■ Data records ■
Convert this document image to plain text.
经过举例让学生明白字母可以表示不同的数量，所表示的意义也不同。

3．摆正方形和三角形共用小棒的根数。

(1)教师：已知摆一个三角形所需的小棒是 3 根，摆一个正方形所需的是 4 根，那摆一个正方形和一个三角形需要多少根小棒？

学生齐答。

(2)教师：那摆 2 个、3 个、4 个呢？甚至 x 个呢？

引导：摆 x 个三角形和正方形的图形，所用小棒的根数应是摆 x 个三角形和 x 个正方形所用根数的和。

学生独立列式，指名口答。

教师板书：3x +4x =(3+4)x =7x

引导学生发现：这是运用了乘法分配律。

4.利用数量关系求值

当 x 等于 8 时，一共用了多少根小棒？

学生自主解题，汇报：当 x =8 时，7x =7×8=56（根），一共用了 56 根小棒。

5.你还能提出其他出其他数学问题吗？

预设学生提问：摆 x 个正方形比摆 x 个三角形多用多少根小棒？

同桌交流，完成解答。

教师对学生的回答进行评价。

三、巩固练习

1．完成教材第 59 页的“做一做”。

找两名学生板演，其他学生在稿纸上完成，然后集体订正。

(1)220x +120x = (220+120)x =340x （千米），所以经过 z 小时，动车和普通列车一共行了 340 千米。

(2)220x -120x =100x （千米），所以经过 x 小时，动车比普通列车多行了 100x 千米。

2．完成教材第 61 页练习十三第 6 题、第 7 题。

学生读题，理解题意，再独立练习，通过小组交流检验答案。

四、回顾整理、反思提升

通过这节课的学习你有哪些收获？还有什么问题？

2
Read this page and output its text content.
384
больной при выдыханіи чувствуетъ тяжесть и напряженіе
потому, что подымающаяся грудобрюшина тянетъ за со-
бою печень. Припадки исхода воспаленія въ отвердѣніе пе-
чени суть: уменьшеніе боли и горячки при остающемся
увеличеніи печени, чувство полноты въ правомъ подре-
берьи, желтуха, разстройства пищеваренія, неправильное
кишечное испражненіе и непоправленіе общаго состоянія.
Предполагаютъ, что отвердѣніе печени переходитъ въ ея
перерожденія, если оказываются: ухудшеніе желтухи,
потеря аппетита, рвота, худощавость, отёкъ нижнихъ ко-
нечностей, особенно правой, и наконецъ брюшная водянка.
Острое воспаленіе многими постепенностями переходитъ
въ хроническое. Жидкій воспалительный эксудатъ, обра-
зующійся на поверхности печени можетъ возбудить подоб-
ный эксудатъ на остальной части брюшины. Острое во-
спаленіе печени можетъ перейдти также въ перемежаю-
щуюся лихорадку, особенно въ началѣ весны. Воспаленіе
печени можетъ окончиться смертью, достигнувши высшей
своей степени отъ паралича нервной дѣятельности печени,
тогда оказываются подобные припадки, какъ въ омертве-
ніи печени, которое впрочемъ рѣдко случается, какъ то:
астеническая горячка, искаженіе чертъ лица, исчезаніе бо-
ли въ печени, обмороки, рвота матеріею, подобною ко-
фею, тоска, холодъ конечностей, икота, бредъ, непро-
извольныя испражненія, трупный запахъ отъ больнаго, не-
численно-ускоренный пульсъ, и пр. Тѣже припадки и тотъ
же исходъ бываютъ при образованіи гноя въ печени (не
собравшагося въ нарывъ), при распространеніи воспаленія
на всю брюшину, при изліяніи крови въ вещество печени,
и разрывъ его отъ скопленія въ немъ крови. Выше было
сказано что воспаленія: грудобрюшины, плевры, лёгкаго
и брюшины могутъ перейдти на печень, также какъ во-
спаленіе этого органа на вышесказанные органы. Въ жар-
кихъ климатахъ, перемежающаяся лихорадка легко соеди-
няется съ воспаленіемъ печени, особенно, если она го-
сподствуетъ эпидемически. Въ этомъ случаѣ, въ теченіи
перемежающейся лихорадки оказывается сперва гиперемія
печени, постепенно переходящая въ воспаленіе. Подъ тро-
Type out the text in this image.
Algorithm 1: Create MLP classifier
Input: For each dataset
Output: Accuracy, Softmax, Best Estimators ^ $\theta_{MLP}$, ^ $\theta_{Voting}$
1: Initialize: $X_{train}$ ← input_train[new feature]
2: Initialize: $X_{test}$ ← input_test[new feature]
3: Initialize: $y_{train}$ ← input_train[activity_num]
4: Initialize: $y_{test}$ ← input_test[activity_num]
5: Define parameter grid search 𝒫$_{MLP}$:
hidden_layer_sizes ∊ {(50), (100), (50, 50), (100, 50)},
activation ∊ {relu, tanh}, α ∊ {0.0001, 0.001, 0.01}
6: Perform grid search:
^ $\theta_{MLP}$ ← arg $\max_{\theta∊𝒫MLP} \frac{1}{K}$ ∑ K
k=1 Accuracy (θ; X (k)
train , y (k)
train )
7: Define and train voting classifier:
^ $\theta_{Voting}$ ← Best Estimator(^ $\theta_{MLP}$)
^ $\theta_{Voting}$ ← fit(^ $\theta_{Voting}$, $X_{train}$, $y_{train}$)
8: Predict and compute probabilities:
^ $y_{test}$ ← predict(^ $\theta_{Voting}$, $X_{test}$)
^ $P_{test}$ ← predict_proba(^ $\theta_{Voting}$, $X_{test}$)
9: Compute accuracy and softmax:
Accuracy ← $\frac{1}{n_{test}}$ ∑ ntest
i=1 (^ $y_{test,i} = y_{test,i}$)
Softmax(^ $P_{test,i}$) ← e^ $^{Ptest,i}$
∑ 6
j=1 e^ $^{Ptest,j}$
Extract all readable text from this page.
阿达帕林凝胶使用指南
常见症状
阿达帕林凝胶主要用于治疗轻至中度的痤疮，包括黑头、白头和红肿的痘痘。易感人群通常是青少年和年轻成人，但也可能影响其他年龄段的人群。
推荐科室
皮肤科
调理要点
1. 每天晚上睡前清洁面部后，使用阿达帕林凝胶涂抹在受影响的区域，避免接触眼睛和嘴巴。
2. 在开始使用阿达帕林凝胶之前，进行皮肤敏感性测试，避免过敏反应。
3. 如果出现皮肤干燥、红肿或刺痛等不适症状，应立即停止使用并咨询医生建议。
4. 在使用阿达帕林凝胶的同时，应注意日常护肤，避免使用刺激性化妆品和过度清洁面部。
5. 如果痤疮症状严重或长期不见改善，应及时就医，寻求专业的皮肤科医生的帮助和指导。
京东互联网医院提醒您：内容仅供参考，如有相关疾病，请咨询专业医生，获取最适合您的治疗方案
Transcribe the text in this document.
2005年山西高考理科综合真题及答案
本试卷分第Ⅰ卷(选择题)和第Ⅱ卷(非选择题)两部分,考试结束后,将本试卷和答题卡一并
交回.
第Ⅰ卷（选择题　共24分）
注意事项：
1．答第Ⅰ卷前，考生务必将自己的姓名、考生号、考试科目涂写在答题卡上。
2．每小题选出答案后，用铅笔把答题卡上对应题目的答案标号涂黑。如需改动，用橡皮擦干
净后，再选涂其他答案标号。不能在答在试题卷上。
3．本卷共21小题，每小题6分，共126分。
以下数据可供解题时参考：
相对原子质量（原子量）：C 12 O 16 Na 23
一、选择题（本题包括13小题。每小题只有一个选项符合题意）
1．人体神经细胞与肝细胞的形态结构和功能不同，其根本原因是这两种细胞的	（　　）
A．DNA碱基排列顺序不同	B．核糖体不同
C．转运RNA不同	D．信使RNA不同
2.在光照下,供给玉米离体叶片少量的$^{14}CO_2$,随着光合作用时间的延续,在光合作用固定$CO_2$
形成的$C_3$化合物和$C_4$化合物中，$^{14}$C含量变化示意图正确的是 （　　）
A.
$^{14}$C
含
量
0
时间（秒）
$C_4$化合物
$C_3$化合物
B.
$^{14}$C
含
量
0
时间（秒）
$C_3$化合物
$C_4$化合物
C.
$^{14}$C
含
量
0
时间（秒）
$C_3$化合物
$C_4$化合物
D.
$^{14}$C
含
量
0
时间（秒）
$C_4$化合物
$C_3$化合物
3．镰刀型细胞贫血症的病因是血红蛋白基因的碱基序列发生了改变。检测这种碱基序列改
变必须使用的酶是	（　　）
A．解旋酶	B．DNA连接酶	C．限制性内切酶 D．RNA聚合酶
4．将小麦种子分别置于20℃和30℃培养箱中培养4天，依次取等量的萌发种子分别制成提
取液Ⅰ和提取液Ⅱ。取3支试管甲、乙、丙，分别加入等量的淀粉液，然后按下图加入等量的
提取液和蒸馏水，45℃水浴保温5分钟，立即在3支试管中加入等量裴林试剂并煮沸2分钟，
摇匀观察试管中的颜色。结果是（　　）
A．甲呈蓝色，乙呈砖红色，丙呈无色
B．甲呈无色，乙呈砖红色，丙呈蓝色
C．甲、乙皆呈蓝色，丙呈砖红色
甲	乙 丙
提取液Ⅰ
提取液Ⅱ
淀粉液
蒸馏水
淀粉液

■ WORK INSTRUCTIONS ■
Write out, word for word, the line containing "Transcribe the text in this document." and every line after it to the end of the data above.

■ TASK SOLUTION ■
Transcribe the text in this document.
2005年山西高考理科综合真题及答案
本试卷分第Ⅰ卷(选择题)和第Ⅱ卷(非选择题)两部分,考试结束后,将本试卷和答题卡一并
交回.
第Ⅰ卷（选择题　共24分）
注意事项：
1．答第Ⅰ卷前，考生务必将自己的姓名、考生号、考试科目涂写在答题卡上。
2．每小题选出答案后，用铅笔把答题卡上对应题目的答案标号涂黑。如需改动，用橡皮擦干
净后，再选涂其他答案标号。不能在答在试题卷上。
3．本卷共21小题，每小题6分，共126分。
以下数据可供解题时参考：
相对原子质量（原子量）：C 12 O 16 Na 23
一、选择题（本题包括13小题。每小题只有一个选项符合题意）
1．人体神经细胞与肝细胞的形态结构和功能不同，其根本原因是这两种细胞的	（　　）
A．DNA碱基排列顺序不同	B．核糖体不同
C．转运RNA不同	D．信使RNA不同
2.在光照下,供给玉米离体叶片少量的$^{14}CO_2$,随着光合作用时间的延续,在光合作用固定$CO_2$
形成的$C_3$化合物和$C_4$化合物中，$^{14}$C含量变化示意图正确的是 （　　）
A.
$^{14}$C
含
量
0
时间（秒）
$C_4$化合物
$C_3$化合物
B.
$^{14}$C
含
量
0
时间（秒）
$C_3$化合物
$C_4$化合物
C.
$^{14}$C
含
量
0
时间（秒）
$C_3$化合物
$C_4$化合物
D.
$^{14}$C
含
量
0
时间（秒）
$C_4$化合物
$C_3$化合物
3．镰刀型细胞贫血症的病因是血红蛋白基因的碱基序列发生了改变。检测这种碱基序列改
变必须使用的酶是	（　　）
A．解旋酶	B．DNA连接酶	C．限制性内切酶 D．RNA聚合酶
4．将小麦种子分别置于20℃和30℃培养箱中培养4天，依次取等量的萌发种子分别制成提
取液Ⅰ和提取液Ⅱ。取3支试管甲、乙、丙，分别加入等量的淀粉液，然后按下图加入等量的
提取液和蒸馏水，45℃水浴保温5分钟，立即在3支试管中加入等量裴林试剂并煮沸2分钟，
摇匀观察试管中的颜色。结果是（　　）
A．甲呈蓝色，乙呈砖红色，丙呈无色
B．甲呈无色，乙呈砖红色，丙呈蓝色
C．甲、乙皆呈蓝色，丙呈砖红色
甲	乙 丙
提取液Ⅰ
提取液Ⅱ
淀粉液
蒸馏水
淀粉液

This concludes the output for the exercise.